Locate each line in the records containing "text". Copy it.

## Stored records
┌────────
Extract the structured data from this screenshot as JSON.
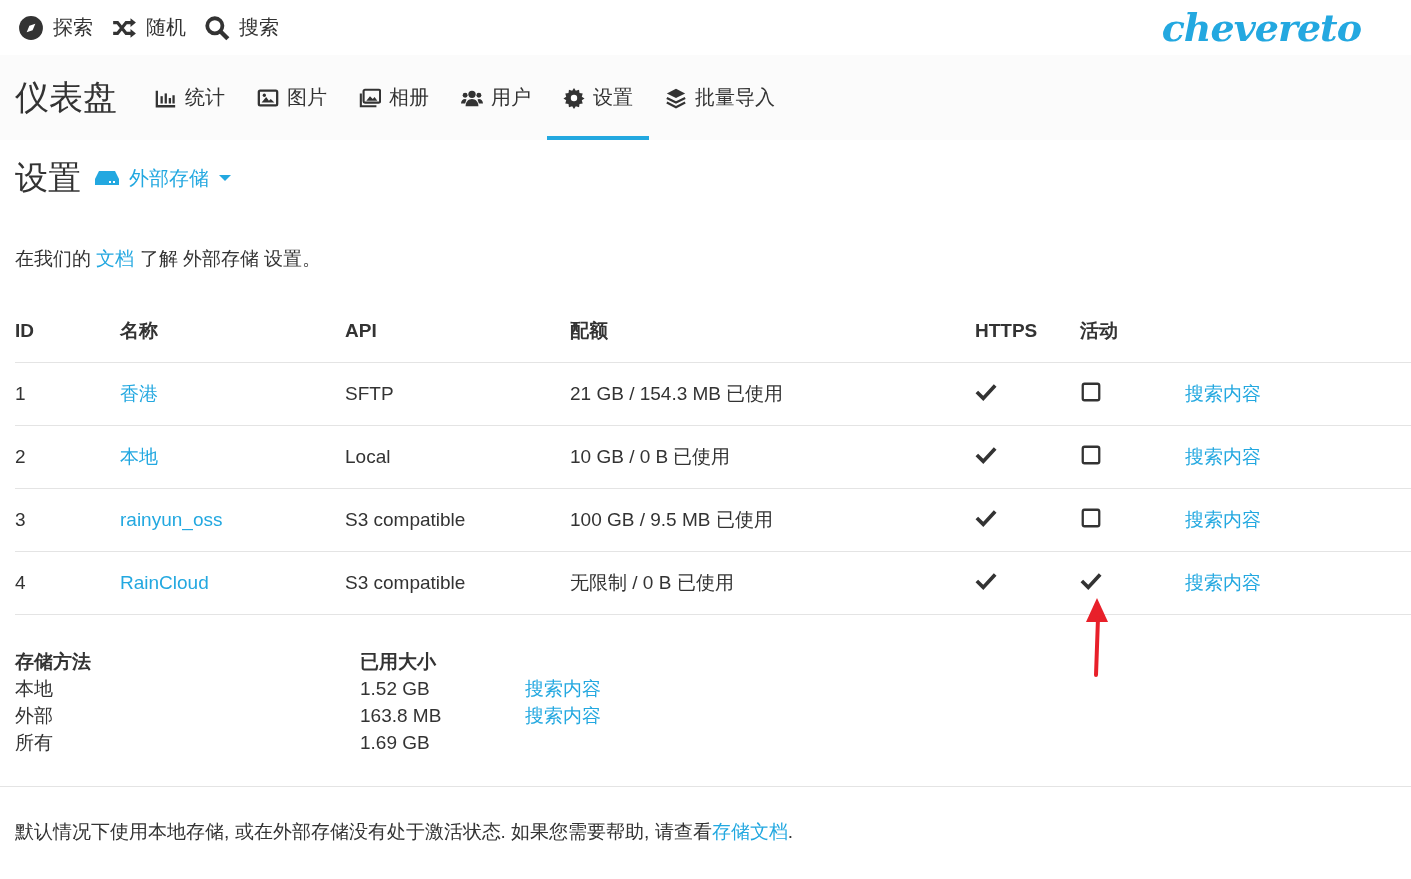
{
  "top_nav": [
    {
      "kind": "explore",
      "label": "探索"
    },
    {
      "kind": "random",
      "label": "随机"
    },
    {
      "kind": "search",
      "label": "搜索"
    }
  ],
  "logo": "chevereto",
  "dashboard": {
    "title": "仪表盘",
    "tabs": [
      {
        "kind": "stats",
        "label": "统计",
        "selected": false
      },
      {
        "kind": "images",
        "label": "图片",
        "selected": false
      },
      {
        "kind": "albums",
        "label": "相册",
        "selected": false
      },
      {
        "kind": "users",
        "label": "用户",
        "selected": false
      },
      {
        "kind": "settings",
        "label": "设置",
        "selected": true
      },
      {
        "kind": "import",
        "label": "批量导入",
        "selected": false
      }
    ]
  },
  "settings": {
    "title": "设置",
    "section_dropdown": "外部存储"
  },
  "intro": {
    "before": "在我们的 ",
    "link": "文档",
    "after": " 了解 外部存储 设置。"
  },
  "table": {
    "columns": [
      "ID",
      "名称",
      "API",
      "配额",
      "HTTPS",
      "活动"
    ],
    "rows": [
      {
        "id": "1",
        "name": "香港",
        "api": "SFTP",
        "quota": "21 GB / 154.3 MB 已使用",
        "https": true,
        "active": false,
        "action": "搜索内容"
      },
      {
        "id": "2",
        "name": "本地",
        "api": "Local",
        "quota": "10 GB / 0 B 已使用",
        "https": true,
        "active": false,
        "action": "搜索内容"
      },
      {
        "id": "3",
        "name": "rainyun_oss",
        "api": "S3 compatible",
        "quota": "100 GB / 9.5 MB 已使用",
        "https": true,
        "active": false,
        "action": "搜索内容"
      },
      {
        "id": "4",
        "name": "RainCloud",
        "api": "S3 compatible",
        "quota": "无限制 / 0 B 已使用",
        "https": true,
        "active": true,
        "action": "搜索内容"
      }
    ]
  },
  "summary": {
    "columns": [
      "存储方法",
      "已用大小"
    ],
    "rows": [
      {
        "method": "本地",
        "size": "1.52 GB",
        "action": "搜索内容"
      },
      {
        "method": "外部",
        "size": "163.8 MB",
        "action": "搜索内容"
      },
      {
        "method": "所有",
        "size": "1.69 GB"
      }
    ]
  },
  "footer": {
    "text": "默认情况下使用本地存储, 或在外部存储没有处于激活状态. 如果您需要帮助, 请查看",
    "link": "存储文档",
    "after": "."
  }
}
└────────
┌────────
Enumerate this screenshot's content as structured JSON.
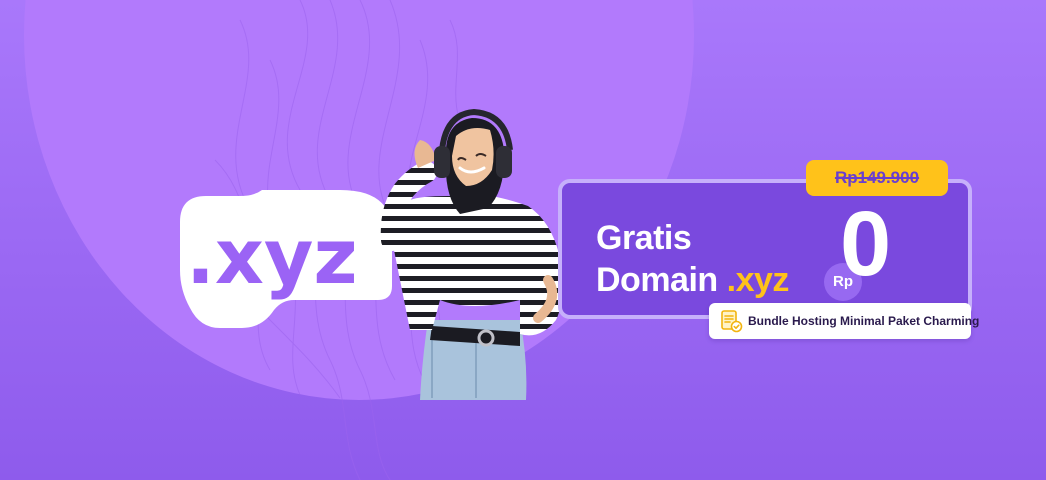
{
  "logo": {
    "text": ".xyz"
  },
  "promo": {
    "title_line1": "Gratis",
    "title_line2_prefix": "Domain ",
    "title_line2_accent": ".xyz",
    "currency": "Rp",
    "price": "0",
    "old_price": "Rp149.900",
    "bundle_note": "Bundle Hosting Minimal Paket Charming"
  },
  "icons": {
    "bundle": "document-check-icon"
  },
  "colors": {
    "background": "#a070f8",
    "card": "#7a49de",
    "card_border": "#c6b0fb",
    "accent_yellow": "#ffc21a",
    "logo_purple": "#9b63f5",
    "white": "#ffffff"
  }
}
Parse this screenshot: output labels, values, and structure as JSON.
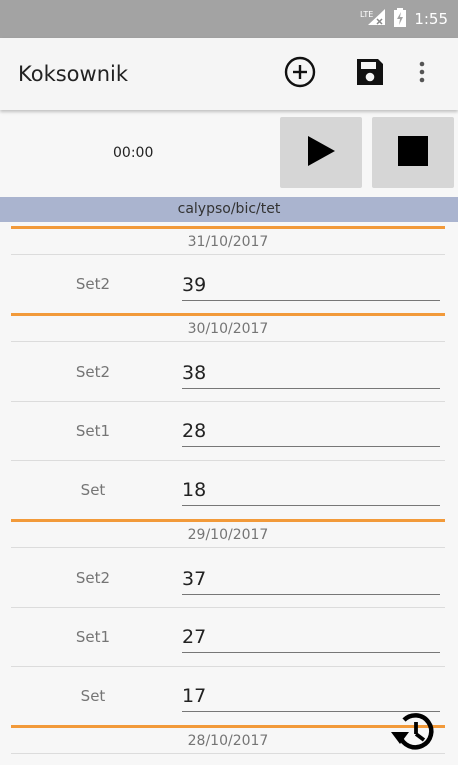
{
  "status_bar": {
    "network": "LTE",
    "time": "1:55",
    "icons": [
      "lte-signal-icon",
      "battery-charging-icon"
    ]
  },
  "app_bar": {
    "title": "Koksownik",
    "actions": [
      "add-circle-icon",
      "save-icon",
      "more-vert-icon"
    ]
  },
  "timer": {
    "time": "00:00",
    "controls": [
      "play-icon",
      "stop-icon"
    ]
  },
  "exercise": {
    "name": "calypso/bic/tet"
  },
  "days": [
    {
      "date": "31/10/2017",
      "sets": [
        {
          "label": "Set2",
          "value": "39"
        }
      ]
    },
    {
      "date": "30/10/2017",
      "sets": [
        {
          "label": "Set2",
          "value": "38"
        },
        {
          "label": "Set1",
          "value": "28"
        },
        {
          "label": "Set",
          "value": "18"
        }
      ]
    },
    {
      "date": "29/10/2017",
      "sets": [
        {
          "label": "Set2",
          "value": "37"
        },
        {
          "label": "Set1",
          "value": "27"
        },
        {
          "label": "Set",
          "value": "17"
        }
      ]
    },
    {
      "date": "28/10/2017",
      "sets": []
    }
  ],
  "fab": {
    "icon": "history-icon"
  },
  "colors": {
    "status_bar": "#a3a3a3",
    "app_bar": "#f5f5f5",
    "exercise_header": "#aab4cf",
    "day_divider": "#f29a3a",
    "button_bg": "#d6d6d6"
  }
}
└────────
## Solution to the exercise
    "text": "默认情况下使用本地存储, 或在外部存储没有处于激活状态. 如果您需要帮助, 请查看",
    "text": ".xyz"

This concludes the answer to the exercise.